## Records for processing
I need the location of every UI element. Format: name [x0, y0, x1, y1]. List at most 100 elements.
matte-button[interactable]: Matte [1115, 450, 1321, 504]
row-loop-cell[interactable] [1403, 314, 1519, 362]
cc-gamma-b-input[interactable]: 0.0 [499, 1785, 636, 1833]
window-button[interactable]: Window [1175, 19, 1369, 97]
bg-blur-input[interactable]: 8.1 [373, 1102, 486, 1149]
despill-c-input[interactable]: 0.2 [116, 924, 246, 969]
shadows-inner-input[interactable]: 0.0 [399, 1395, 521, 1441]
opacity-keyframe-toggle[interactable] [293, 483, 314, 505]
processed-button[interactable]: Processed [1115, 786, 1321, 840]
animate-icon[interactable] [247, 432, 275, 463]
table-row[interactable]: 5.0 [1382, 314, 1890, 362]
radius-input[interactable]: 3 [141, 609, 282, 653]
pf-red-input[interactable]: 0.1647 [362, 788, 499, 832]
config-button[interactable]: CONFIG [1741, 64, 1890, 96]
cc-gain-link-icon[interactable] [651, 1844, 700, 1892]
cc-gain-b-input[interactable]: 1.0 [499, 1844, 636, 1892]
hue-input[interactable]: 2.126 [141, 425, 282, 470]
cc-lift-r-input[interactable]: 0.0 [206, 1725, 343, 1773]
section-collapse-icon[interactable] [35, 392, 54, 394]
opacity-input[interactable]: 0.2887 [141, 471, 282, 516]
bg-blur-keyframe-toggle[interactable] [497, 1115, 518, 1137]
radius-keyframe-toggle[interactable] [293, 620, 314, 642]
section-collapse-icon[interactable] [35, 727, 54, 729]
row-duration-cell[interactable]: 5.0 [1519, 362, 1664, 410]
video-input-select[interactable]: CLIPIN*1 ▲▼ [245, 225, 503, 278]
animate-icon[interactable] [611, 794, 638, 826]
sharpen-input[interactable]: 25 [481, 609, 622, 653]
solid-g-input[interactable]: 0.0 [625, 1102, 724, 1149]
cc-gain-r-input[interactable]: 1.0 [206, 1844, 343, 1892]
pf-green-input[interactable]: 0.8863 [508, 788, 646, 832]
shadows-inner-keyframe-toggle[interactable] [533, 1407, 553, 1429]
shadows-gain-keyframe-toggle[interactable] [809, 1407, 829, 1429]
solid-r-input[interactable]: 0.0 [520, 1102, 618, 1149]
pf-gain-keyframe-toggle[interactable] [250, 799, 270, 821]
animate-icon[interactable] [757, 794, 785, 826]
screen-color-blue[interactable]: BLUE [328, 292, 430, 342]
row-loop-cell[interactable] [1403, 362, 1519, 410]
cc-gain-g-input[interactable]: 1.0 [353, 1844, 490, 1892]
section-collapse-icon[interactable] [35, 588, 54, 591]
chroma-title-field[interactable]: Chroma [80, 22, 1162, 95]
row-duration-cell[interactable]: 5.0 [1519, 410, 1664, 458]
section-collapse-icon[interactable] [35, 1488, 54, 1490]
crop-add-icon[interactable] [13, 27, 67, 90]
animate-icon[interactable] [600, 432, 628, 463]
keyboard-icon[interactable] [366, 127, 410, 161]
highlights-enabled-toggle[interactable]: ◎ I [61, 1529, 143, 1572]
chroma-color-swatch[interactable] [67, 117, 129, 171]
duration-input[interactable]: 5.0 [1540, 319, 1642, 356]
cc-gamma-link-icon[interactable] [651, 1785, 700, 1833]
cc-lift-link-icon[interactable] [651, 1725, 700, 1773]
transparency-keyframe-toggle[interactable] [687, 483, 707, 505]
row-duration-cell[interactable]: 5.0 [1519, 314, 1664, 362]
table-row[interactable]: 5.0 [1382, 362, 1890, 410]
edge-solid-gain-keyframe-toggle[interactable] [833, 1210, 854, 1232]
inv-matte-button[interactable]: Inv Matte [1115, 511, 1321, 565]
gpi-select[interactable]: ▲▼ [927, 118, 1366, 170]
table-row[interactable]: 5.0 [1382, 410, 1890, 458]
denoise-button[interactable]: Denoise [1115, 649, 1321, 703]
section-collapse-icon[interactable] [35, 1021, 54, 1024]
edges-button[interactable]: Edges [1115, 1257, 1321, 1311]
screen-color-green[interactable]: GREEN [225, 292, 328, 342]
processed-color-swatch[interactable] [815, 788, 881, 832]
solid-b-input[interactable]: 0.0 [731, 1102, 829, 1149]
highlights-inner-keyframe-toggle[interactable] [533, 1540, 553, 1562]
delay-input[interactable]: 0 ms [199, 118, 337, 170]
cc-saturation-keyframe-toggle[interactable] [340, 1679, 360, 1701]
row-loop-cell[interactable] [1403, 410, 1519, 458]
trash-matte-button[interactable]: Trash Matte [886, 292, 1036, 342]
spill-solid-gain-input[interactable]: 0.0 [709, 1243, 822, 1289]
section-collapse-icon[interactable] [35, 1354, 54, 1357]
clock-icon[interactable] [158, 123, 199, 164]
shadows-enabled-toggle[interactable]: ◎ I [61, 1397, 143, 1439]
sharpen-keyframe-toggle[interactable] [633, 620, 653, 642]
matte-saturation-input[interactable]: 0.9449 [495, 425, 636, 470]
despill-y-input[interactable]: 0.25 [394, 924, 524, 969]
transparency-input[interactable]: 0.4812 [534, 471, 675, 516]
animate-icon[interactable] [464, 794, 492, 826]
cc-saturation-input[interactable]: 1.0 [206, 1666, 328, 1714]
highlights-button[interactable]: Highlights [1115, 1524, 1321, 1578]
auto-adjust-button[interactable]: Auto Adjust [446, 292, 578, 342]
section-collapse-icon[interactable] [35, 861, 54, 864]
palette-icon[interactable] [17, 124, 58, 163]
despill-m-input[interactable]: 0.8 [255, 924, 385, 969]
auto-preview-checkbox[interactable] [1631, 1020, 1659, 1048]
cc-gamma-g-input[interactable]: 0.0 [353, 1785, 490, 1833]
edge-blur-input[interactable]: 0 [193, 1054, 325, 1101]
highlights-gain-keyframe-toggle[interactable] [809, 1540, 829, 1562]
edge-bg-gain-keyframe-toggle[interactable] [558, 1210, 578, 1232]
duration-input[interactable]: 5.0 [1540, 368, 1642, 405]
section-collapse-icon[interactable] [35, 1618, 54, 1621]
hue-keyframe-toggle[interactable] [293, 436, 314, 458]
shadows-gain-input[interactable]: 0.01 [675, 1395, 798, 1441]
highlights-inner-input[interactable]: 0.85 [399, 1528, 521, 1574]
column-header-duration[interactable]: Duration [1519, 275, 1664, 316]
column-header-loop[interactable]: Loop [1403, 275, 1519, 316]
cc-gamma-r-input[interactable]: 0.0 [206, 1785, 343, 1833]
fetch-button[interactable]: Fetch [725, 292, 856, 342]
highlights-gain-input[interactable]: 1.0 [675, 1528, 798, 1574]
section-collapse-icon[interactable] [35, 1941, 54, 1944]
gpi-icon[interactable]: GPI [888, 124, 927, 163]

## Do this
Rewrite the lines above, replacing every "section-collapse-icon" with "section-expand-icon" and leaving everything else unchanged.

## Answer to the task
I need the location of every UI element. Format: name [x0, y0, x1, y1]. List at most 100 elements.
matte-button[interactable]: Matte [1115, 450, 1321, 504]
row-loop-cell[interactable] [1403, 314, 1519, 362]
cc-gamma-b-input[interactable]: 0.0 [499, 1785, 636, 1833]
window-button[interactable]: Window [1175, 19, 1369, 97]
bg-blur-input[interactable]: 8.1 [373, 1102, 486, 1149]
despill-c-input[interactable]: 0.2 [116, 924, 246, 969]
shadows-inner-input[interactable]: 0.0 [399, 1395, 521, 1441]
opacity-keyframe-toggle[interactable] [293, 483, 314, 505]
processed-button[interactable]: Processed [1115, 786, 1321, 840]
animate-icon[interactable] [247, 432, 275, 463]
table-row[interactable]: 5.0 [1382, 314, 1890, 362]
radius-input[interactable]: 3 [141, 609, 282, 653]
pf-red-input[interactable]: 0.1647 [362, 788, 499, 832]
config-button[interactable]: CONFIG [1741, 64, 1890, 96]
cc-gain-link-icon[interactable] [651, 1844, 700, 1892]
cc-gain-b-input[interactable]: 1.0 [499, 1844, 636, 1892]
hue-input[interactable]: 2.126 [141, 425, 282, 470]
cc-lift-r-input[interactable]: 0.0 [206, 1725, 343, 1773]
section-expand-icon[interactable] [35, 392, 54, 394]
opacity-input[interactable]: 0.2887 [141, 471, 282, 516]
bg-blur-keyframe-toggle[interactable] [497, 1115, 518, 1137]
radius-keyframe-toggle[interactable] [293, 620, 314, 642]
section-expand-icon[interactable] [35, 727, 54, 729]
row-duration-cell[interactable]: 5.0 [1519, 362, 1664, 410]
video-input-select[interactable]: CLIPIN*1 ▲▼ [245, 225, 503, 278]
animate-icon[interactable] [611, 794, 638, 826]
sharpen-input[interactable]: 25 [481, 609, 622, 653]
solid-g-input[interactable]: 0.0 [625, 1102, 724, 1149]
cc-gain-r-input[interactable]: 1.0 [206, 1844, 343, 1892]
pf-green-input[interactable]: 0.8863 [508, 788, 646, 832]
shadows-inner-keyframe-toggle[interactable] [533, 1407, 553, 1429]
shadows-gain-keyframe-toggle[interactable] [809, 1407, 829, 1429]
solid-r-input[interactable]: 0.0 [520, 1102, 618, 1149]
pf-gain-keyframe-toggle[interactable] [250, 799, 270, 821]
animate-icon[interactable] [757, 794, 785, 826]
screen-color-blue[interactable]: BLUE [328, 292, 430, 342]
row-loop-cell[interactable] [1403, 362, 1519, 410]
cc-gain-g-input[interactable]: 1.0 [353, 1844, 490, 1892]
section-expand-icon[interactable] [35, 588, 54, 591]
chroma-title-field[interactable]: Chroma [80, 22, 1162, 95]
row-duration-cell[interactable]: 5.0 [1519, 410, 1664, 458]
section-expand-icon[interactable] [35, 1488, 54, 1490]
crop-add-icon[interactable] [13, 27, 67, 90]
animate-icon[interactable] [600, 432, 628, 463]
keyboard-icon[interactable] [366, 127, 410, 161]
highlights-enabled-toggle[interactable]: ◎ I [61, 1529, 143, 1572]
chroma-color-swatch[interactable] [67, 117, 129, 171]
duration-input[interactable]: 5.0 [1540, 319, 1642, 356]
cc-gamma-link-icon[interactable] [651, 1785, 700, 1833]
cc-lift-link-icon[interactable] [651, 1725, 700, 1773]
transparency-keyframe-toggle[interactable] [687, 483, 707, 505]
row-duration-cell[interactable]: 5.0 [1519, 314, 1664, 362]
table-row[interactable]: 5.0 [1382, 362, 1890, 410]
edge-solid-gain-keyframe-toggle[interactable] [833, 1210, 854, 1232]
inv-matte-button[interactable]: Inv Matte [1115, 511, 1321, 565]
gpi-select[interactable]: ▲▼ [927, 118, 1366, 170]
table-row[interactable]: 5.0 [1382, 410, 1890, 458]
denoise-button[interactable]: Denoise [1115, 649, 1321, 703]
section-expand-icon[interactable] [35, 1021, 54, 1024]
edges-button[interactable]: Edges [1115, 1257, 1321, 1311]
screen-color-green[interactable]: GREEN [225, 292, 328, 342]
processed-color-swatch[interactable] [815, 788, 881, 832]
solid-b-input[interactable]: 0.0 [731, 1102, 829, 1149]
highlights-inner-keyframe-toggle[interactable] [533, 1540, 553, 1562]
delay-input[interactable]: 0 ms [199, 118, 337, 170]
cc-saturation-keyframe-toggle[interactable] [340, 1679, 360, 1701]
row-loop-cell[interactable] [1403, 410, 1519, 458]
trash-matte-button[interactable]: Trash Matte [886, 292, 1036, 342]
spill-solid-gain-input[interactable]: 0.0 [709, 1243, 822, 1289]
section-expand-icon[interactable] [35, 1354, 54, 1357]
clock-icon[interactable] [158, 123, 199, 164]
shadows-enabled-toggle[interactable]: ◎ I [61, 1397, 143, 1439]
sharpen-keyframe-toggle[interactable] [633, 620, 653, 642]
matte-saturation-input[interactable]: 0.9449 [495, 425, 636, 470]
despill-y-input[interactable]: 0.25 [394, 924, 524, 969]
transparency-input[interactable]: 0.4812 [534, 471, 675, 516]
animate-icon[interactable] [464, 794, 492, 826]
cc-saturation-input[interactable]: 1.0 [206, 1666, 328, 1714]
highlights-button[interactable]: Highlights [1115, 1524, 1321, 1578]
auto-adjust-button[interactable]: Auto Adjust [446, 292, 578, 342]
section-expand-icon[interactable] [35, 861, 54, 864]
palette-icon[interactable] [17, 124, 58, 163]
despill-m-input[interactable]: 0.8 [255, 924, 385, 969]
auto-preview-checkbox[interactable] [1631, 1020, 1659, 1048]
cc-gamma-g-input[interactable]: 0.0 [353, 1785, 490, 1833]
edge-blur-input[interactable]: 0 [193, 1054, 325, 1101]
highlights-gain-keyframe-toggle[interactable] [809, 1540, 829, 1562]
edge-bg-gain-keyframe-toggle[interactable] [558, 1210, 578, 1232]
duration-input[interactable]: 5.0 [1540, 368, 1642, 405]
section-expand-icon[interactable] [35, 1618, 54, 1621]
hue-keyframe-toggle[interactable] [293, 436, 314, 458]
shadows-gain-input[interactable]: 0.01 [675, 1395, 798, 1441]
highlights-inner-input[interactable]: 0.85 [399, 1528, 521, 1574]
column-header-duration[interactable]: Duration [1519, 275, 1664, 316]
column-header-loop[interactable]: Loop [1403, 275, 1519, 316]
cc-gamma-r-input[interactable]: 0.0 [206, 1785, 343, 1833]
fetch-button[interactable]: Fetch [725, 292, 856, 342]
highlights-gain-input[interactable]: 1.0 [675, 1528, 798, 1574]
section-expand-icon[interactable] [35, 1941, 54, 1944]
gpi-icon[interactable]: GPI [888, 124, 927, 163]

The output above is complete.